PROMPT: Every line below that contains "this" is to be copied.

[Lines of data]
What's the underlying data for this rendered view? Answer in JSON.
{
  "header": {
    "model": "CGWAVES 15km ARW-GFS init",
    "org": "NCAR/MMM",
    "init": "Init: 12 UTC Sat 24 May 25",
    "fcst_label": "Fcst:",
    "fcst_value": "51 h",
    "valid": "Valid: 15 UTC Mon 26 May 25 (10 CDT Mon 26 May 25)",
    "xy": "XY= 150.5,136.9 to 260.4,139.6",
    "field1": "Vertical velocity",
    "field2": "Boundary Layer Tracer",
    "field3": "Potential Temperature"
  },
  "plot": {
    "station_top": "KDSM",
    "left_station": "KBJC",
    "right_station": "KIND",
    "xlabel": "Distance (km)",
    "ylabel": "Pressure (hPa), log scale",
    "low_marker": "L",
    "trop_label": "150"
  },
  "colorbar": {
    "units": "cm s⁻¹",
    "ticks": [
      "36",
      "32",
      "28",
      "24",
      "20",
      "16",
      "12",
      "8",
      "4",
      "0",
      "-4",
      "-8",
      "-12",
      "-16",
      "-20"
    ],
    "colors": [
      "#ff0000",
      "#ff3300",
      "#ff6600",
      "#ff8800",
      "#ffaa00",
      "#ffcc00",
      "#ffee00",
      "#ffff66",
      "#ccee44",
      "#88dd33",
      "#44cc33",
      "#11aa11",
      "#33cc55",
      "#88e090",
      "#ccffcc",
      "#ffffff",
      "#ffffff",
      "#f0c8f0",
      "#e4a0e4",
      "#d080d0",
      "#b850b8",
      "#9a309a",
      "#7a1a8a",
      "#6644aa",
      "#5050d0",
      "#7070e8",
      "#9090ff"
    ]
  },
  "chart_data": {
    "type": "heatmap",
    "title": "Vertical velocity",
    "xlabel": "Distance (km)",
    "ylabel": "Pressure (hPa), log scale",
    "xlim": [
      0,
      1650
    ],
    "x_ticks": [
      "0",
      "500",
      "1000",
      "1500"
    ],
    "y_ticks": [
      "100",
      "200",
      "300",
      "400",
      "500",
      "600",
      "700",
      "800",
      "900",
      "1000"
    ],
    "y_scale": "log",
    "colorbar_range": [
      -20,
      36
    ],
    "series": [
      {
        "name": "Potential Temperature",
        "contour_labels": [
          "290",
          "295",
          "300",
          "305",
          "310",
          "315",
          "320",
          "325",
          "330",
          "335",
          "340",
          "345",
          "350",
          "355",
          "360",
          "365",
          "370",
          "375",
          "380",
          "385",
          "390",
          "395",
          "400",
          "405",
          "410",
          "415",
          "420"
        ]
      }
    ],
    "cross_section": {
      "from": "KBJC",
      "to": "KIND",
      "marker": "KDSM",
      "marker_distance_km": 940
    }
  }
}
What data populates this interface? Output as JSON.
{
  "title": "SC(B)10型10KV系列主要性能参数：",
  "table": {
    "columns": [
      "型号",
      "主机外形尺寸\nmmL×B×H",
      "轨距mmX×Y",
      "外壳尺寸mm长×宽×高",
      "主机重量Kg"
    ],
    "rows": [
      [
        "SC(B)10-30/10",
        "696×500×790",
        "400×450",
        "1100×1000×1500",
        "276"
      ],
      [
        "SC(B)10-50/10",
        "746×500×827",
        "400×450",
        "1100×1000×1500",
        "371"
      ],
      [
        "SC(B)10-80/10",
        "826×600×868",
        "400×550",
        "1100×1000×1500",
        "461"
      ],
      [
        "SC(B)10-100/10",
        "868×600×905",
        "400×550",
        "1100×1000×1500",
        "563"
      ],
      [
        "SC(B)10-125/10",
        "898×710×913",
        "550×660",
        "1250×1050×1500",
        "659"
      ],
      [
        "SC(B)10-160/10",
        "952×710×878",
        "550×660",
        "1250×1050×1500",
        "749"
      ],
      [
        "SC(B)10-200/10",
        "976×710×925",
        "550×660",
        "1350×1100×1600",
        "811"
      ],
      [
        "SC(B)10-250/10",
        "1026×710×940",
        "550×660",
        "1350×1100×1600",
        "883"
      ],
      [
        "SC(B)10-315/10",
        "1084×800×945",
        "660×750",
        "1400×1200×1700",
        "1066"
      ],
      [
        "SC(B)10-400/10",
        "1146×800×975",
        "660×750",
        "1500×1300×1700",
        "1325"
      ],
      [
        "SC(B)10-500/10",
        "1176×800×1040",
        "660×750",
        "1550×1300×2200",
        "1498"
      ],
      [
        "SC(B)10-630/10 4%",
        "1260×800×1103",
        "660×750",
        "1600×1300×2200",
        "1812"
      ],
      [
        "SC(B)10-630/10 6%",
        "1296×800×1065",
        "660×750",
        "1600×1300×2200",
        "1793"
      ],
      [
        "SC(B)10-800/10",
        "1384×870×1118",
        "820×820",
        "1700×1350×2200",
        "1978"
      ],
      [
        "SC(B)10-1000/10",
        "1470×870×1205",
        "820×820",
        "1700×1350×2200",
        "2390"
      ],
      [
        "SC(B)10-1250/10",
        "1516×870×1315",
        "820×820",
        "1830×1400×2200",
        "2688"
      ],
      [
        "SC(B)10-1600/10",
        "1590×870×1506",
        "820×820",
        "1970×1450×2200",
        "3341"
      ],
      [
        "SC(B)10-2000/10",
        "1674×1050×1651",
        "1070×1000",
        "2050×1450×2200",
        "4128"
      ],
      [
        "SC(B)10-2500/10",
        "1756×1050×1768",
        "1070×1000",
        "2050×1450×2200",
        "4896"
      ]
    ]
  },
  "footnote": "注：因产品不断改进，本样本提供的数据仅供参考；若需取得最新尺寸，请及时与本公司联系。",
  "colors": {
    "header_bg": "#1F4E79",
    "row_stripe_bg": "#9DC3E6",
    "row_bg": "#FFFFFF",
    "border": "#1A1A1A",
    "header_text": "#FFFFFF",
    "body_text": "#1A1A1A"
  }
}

THE SOLUTION:
What's the underlying data for this rendered view? Answer in JSON.
What data populates this interface? Output as JSON.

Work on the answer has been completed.